Give the number of lines in the entries that contain "культурного". State only the count.
** Start **
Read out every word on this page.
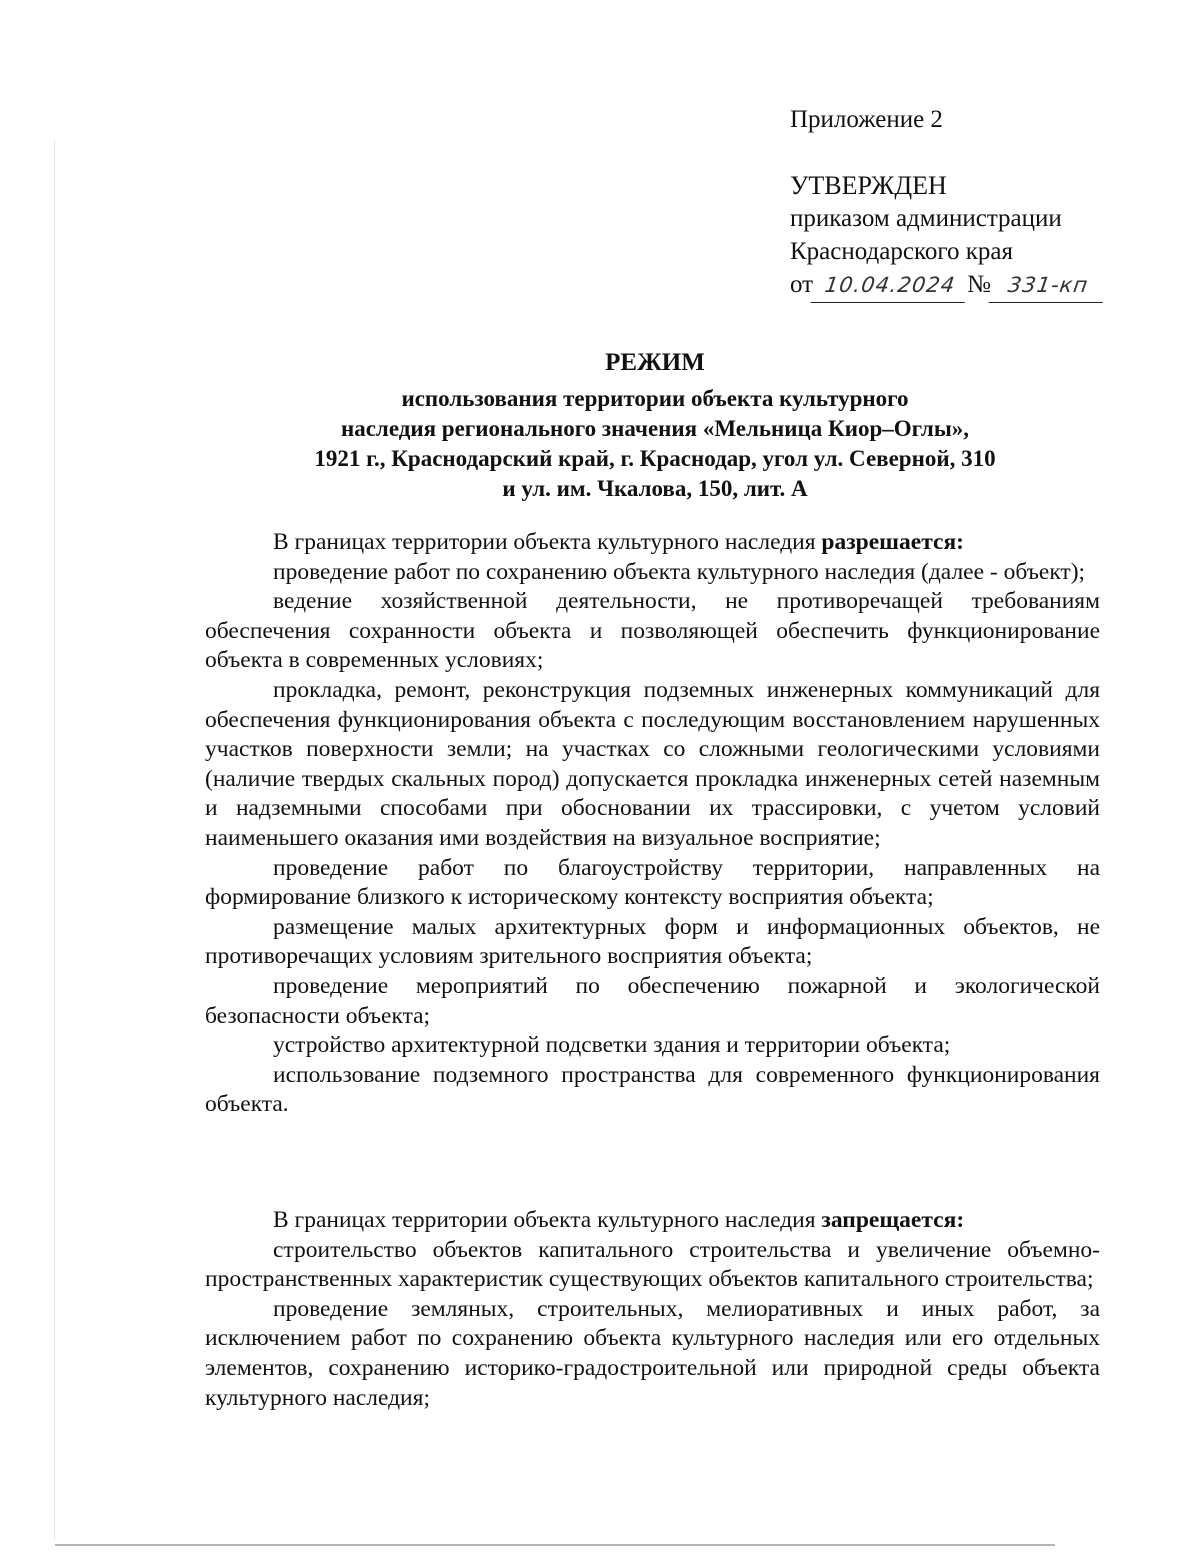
Приложение 2
УТВЕРЖДЕН
приказом администрации
Краснодарского края
от 10.04.2024 № 331-кп
РЕЖИМ
использования территории объекта культурного
наследия регионального значения «Мельница Киор–Оглы»,
1921 г., Краснодарский край, г. Краснодар, угол ул. Северной, 310
и ул. им. Чкалова, 150, лит. А

В границах территории объекта культурного наследия разрешается:

проведение работ по сохранению объекта культурного наследия (далее - объект);

ведение хозяйственной деятельности, не противоречащей требованиям обеспечения сохранности объекта и позволяющей обеспечить функционирование объекта в современных условиях;

прокладка, ремонт, реконструкция подземных инженерных коммуникаций для обеспечения функционирования объекта с последующим восстановлением нарушенных участков поверхности земли; на участках со сложными геологическими условиями (наличие твердых скальных пород) допускается прокладка инженерных сетей наземным и надземными способами при обосновании их трассировки, с учетом условий наименьшего оказания ими воздействия на визуальное восприятие;

проведение работ по благоустройству территории, направленных на формирование близкого к историческому контексту восприятия объекта;

размещение малых архитектурных форм и информационных объектов, не противоречащих условиям зрительного восприятия объекта;

проведение мероприятий по обеспечению пожарной и экологической безопасности объекта;

устройство архитектурной подсветки здания и территории объекта;

использование подземного пространства для современного функционирования объекта.

В границах территории объекта культурного наследия запрещается:

строительство объектов капитального строительства и увеличение объемно-пространственных характеристик существующих объектов капитального строительства;

проведение земляных, строительных, мелиоративных и иных работ, за исключением работ по сохранению объекта культурного наследия или его отдельных элементов, сохранению историко-градостроительной или природной среды объекта культурного наследия;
** End **
REPLY TO THE EXERCISE>
5